-- Begin MATERIAL PROVIDED --

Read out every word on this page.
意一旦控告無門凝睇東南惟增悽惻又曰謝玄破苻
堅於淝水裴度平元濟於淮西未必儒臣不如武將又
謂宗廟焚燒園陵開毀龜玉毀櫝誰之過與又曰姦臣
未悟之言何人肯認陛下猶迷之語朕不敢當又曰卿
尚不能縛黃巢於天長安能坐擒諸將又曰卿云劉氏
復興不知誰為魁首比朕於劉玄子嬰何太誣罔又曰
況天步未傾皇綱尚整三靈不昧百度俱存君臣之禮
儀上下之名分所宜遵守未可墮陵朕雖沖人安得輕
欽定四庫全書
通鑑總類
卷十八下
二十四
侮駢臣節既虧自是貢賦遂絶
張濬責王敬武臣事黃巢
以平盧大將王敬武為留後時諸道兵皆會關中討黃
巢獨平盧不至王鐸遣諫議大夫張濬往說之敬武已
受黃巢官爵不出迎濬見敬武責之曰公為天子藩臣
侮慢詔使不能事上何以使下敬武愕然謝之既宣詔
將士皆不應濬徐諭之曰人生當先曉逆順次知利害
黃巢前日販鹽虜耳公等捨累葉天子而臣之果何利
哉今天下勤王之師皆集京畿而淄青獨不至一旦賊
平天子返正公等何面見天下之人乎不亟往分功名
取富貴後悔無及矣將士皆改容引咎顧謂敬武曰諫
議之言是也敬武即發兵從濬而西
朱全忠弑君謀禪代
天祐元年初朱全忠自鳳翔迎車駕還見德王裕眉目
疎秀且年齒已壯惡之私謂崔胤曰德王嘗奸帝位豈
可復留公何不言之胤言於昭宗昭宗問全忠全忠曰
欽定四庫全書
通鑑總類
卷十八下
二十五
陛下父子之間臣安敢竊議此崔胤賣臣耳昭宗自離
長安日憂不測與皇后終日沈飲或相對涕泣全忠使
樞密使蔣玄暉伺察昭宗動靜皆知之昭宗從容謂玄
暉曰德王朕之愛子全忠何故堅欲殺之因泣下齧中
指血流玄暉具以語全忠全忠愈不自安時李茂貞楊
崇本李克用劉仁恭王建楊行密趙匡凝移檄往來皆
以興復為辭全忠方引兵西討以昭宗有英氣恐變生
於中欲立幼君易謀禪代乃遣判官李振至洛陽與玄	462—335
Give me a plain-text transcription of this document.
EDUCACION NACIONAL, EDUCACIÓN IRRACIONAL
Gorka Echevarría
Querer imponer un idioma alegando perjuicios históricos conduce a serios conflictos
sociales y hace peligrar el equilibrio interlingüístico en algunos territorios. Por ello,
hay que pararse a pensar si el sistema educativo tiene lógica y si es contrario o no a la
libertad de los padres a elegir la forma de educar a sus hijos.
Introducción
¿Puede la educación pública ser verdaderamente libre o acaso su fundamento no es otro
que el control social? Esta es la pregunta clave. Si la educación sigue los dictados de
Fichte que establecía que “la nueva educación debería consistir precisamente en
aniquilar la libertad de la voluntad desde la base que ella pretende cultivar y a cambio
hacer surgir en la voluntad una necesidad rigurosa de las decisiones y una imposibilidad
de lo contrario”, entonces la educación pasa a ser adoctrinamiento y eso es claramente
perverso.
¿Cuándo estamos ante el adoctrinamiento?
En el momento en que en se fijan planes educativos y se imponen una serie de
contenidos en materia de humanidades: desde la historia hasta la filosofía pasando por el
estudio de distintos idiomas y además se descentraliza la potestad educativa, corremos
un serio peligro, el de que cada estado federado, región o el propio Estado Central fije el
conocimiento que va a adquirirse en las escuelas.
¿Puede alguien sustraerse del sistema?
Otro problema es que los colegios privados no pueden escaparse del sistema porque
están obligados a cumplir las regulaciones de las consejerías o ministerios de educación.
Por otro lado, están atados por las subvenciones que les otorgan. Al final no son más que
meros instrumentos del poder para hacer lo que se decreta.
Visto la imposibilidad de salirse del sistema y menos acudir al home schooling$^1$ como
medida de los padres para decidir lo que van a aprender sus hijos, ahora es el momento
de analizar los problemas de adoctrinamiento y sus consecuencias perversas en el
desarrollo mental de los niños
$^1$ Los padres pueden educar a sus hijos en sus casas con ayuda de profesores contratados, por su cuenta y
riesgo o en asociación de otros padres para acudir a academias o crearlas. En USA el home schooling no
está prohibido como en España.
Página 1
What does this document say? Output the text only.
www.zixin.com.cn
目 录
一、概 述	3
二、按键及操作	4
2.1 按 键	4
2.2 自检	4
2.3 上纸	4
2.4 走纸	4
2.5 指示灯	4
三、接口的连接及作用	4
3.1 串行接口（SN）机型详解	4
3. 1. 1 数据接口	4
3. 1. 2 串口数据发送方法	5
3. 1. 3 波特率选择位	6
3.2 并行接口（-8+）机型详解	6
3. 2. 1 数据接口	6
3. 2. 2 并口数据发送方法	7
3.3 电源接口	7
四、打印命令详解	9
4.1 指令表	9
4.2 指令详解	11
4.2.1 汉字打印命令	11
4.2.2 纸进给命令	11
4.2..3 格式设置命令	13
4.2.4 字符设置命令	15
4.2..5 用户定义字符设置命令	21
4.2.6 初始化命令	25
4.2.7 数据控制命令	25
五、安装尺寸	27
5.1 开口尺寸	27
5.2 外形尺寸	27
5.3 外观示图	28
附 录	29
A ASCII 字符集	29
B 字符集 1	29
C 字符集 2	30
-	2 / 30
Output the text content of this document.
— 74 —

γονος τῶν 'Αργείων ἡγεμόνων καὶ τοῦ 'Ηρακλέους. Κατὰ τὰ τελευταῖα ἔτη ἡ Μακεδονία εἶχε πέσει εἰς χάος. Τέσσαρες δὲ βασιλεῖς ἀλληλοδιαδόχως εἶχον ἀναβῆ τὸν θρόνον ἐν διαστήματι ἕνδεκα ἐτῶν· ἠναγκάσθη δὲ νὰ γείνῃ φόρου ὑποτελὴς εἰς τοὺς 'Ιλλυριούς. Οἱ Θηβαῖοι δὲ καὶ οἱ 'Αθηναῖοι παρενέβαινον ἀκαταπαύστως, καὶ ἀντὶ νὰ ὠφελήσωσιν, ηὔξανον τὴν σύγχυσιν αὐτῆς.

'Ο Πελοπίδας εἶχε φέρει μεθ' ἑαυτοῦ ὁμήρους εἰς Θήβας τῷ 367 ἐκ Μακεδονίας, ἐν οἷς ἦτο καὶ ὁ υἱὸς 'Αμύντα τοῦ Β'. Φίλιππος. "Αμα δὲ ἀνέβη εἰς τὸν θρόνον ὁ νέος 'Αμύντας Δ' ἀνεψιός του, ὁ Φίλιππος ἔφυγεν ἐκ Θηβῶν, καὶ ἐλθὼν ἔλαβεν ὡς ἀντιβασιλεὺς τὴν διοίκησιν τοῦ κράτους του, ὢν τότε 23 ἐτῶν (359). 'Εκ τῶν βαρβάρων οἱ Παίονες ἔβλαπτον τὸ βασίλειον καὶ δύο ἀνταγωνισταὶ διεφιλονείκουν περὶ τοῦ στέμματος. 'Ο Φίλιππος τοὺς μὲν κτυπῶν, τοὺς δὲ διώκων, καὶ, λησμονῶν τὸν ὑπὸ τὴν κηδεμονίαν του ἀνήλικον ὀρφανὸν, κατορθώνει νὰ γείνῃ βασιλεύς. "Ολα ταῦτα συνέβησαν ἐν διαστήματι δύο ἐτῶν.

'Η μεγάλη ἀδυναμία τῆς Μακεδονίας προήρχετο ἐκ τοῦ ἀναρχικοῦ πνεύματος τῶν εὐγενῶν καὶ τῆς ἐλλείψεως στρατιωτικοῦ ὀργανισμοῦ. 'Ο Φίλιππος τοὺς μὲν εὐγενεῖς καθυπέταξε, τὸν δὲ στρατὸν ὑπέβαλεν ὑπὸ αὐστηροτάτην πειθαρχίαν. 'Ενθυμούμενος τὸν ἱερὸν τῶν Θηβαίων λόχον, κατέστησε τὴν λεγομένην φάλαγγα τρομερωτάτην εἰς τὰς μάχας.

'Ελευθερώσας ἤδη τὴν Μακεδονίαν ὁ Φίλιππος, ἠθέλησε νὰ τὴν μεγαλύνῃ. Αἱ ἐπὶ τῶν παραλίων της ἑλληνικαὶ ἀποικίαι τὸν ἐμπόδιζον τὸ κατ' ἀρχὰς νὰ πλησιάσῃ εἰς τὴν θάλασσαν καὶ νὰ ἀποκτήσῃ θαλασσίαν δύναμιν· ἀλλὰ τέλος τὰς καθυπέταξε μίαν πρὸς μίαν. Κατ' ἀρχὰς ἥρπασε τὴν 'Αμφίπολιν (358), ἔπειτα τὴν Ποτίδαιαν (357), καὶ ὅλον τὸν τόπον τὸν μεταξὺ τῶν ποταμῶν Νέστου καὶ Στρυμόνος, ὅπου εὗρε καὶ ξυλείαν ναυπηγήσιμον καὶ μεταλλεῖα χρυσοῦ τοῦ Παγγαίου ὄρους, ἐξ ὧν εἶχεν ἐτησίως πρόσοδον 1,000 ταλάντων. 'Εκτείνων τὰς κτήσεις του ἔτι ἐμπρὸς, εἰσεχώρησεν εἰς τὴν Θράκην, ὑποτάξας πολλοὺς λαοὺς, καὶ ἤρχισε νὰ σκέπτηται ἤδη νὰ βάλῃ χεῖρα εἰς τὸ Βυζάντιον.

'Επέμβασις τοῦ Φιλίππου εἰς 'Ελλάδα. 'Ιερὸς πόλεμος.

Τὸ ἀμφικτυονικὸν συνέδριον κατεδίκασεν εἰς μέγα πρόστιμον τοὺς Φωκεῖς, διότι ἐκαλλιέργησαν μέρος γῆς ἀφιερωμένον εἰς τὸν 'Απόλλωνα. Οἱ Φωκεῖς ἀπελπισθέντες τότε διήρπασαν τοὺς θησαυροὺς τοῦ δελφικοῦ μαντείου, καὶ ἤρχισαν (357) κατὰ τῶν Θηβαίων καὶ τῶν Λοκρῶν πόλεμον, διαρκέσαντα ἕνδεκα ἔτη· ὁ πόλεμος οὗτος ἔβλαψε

-- End MATERIAL PROVIDED --

• [DIRECTIVE]
Tally how many lines of the data include the word "hacer". Write the number and nothing else.

• [COMPLETE ANSWER]
2